Retype the records that come next, word for word.

» DATA LISTING:
────────

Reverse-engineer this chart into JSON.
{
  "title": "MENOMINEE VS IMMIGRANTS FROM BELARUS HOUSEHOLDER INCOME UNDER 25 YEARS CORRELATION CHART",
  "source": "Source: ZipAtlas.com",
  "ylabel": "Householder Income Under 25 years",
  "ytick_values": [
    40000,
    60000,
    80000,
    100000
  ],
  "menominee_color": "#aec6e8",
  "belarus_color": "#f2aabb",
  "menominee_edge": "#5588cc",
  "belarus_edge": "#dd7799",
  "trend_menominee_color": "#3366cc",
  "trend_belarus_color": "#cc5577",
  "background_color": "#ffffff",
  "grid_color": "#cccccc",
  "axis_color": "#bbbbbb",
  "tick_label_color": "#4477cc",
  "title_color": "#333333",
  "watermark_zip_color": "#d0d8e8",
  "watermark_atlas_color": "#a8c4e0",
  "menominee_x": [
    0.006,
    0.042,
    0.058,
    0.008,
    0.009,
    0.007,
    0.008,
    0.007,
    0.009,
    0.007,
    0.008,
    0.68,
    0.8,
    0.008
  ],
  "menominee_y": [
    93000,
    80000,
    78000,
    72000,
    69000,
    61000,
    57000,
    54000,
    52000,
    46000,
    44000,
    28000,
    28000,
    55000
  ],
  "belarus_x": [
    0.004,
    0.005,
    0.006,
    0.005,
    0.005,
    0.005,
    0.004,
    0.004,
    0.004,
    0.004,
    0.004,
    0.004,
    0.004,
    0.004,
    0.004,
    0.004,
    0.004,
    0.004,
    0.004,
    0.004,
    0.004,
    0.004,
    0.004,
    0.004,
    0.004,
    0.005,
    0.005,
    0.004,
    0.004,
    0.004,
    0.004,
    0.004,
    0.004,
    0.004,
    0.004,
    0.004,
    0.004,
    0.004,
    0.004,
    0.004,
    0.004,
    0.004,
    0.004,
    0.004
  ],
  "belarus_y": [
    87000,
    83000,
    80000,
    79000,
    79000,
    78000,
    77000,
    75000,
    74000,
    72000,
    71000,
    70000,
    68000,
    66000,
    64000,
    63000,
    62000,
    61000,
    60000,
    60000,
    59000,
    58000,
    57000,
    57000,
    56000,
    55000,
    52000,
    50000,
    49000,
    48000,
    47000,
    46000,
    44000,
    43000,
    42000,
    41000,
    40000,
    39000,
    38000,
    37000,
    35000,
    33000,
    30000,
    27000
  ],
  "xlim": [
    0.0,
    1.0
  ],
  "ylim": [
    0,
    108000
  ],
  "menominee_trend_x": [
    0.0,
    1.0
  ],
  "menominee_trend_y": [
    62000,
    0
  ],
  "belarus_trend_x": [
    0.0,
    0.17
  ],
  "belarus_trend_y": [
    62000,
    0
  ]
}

────────

» WRITTEN ANSWER:
Reverse-engineer this chart into JSON.
{
  "title": "MENOMINEE VS IMMIGRANTS FROM BELARUS HOUSEHOLDER INCOME UNDER 25 YEARS CORRELATION CHART",
  "source": "Source: ZipAtlas.com",
  "ylabel": "Householder Income Under 25 years",
  "ytick_values": [
    40000,
    60000,
    80000,
    100000
  ],
  "menominee_color": "#aec6e8",
  "belarus_color": "#f2aabb",
  "menominee_edge": "#5588cc",
  "belarus_edge": "#dd7799",
  "trend_menominee_color": "#3366cc",
  "trend_belarus_color": "#cc5577",
  "background_color": "#ffffff",
  "grid_color": "#cccccc",
  "axis_color": "#bbbbbb",
  "tick_label_color": "#4477cc",
  "title_color": "#333333",
  "watermark_zip_color": "#d0d8e8",
  "watermark_atlas_color": "#a8c4e0",
  "menominee_x": [
    0.006,
    0.042,
    0.058,
    0.008,
    0.009,
    0.007,
    0.008,
    0.007,
    0.009,
    0.007,
    0.008,
    0.68,
    0.8,
    0.008
  ],
  "menominee_y": [
    93000,
    80000,
    78000,
    72000,
    69000,
    61000,
    57000,
    54000,
    52000,
    46000,
    44000,
    28000,
    28000,
    55000
  ],
  "belarus_x": [
    0.004,
    0.005,
    0.006,
    0.005,
    0.005,
    0.005,
    0.004,
    0.004,
    0.004,
    0.004,
    0.004,
    0.004,
    0.004,
    0.004,
    0.004,
    0.004,
    0.004,
    0.004,
    0.004,
    0.004,
    0.004,
    0.004,
    0.004,
    0.004,
    0.004,
    0.005,
    0.005,
    0.004,
    0.004,
    0.004,
    0.004,
    0.004,
    0.004,
    0.004,
    0.004,
    0.004,
    0.004,
    0.004,
    0.004,
    0.004,
    0.004,
    0.004,
    0.004,
    0.004
  ],
  "belarus_y": [
    87000,
    83000,
    80000,
    79000,
    79000,
    78000,
    77000,
    75000,
    74000,
    72000,
    71000,
    70000,
    68000,
    66000,
    64000,
    63000,
    62000,
    61000,
    60000,
    60000,
    59000,
    58000,
    57000,
    57000,
    56000,
    55000,
    52000,
    50000,
    49000,
    48000,
    47000,
    46000,
    44000,
    43000,
    42000,
    41000,
    40000,
    39000,
    38000,
    37000,
    35000,
    33000,
    30000,
    27000
  ],
  "xlim": [
    0.0,
    1.0
  ],
  "ylim": [
    0,
    108000
  ],
  "menominee_trend_x": [
    0.0,
    1.0
  ],
  "menominee_trend_y": [
    62000,
    0
  ],
  "belarus_trend_x": [
    0.0,
    0.17
  ],
  "belarus_trend_y": [
    62000,
    0
  ]
}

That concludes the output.